— START Records for the exercise —

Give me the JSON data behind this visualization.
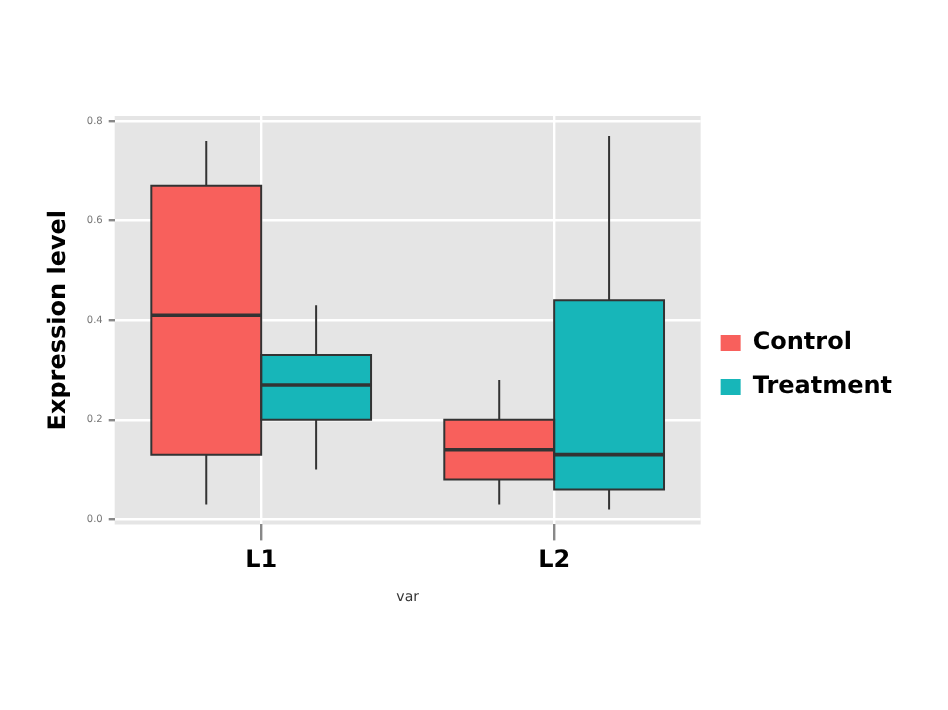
{
  "chart_data": {
    "type": "box",
    "xlabel": "var",
    "ylabel": "Expression level",
    "categories": [
      "L1",
      "L2"
    ],
    "ylim": [
      -0.01,
      0.81
    ],
    "yticks": [
      {
        "value": 0,
        "label": "0.0"
      },
      {
        "value": 0.2,
        "label": "0.2"
      },
      {
        "value": 0.4,
        "label": "0.4"
      },
      {
        "value": 0.6,
        "label": "0.6"
      },
      {
        "value": 0.8,
        "label": "0.8"
      }
    ],
    "grid": true,
    "legend": "right",
    "series": [
      {
        "name": "Control",
        "color": "#f8605c",
        "boxes": [
          {
            "low": 0.03,
            "q1": 0.13,
            "median": 0.41,
            "q3": 0.67,
            "high": 0.76
          },
          {
            "low": 0.03,
            "q1": 0.08,
            "median": 0.14,
            "q3": 0.2,
            "high": 0.28
          }
        ]
      },
      {
        "name": "Treatment",
        "color": "#17b6b9",
        "boxes": [
          {
            "low": 0.1,
            "q1": 0.2,
            "median": 0.27,
            "q3": 0.33,
            "high": 0.43
          },
          {
            "low": 0.02,
            "q1": 0.06,
            "median": 0.13,
            "q3": 0.44,
            "high": 0.77
          }
        ]
      }
    ]
  }
}
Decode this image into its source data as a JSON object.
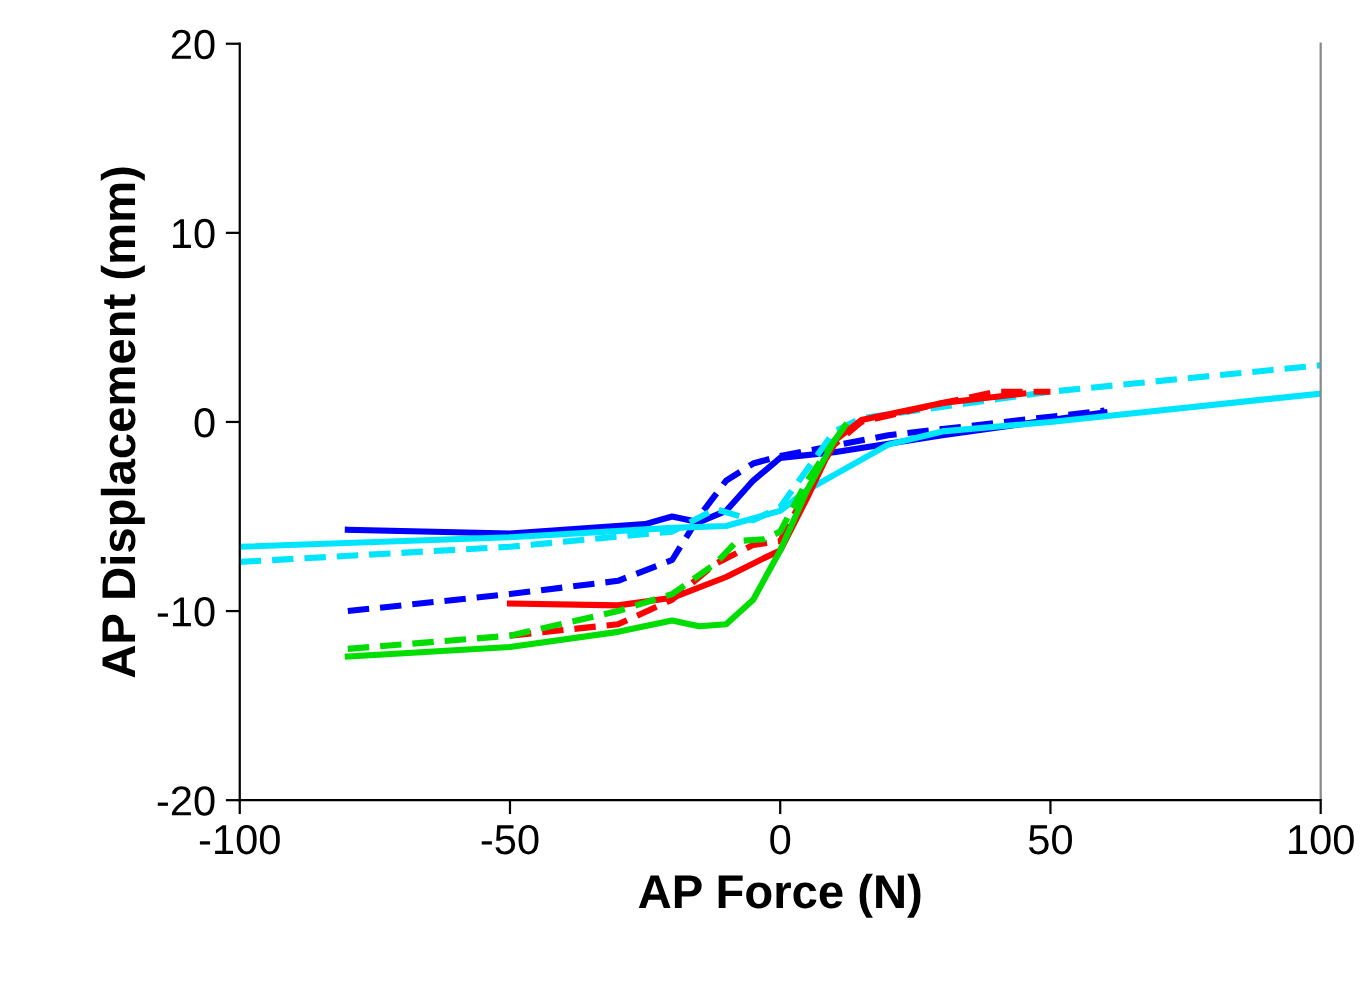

— END Records for the exercise —

### To do
Find all lines with "value" in them and copy each one.

### Task solution
        "value": 0,
        "value": 0.2,
        "value": 0.4,
        "value": 0.6,
        "value": 0.8,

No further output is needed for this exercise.